[START]
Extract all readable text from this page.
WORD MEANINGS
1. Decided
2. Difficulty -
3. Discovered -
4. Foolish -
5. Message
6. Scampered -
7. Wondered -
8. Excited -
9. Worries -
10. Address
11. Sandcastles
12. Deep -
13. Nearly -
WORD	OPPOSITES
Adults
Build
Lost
[END]
Exercise objective:
Take the material above and return all of it exactly.

Exercise output:
Extract all readable text from this page.
WORD MEANINGS
1. Decided
2. Difficulty -
3. Discovered -
4. Foolish -
5. Message
6. Scampered -
7. Wondered -
8. Excited -
9. Worries -
10. Address
11. Sandcastles
12. Deep -
13. Nearly -
WORD	OPPOSITES
Adults
Build
Lost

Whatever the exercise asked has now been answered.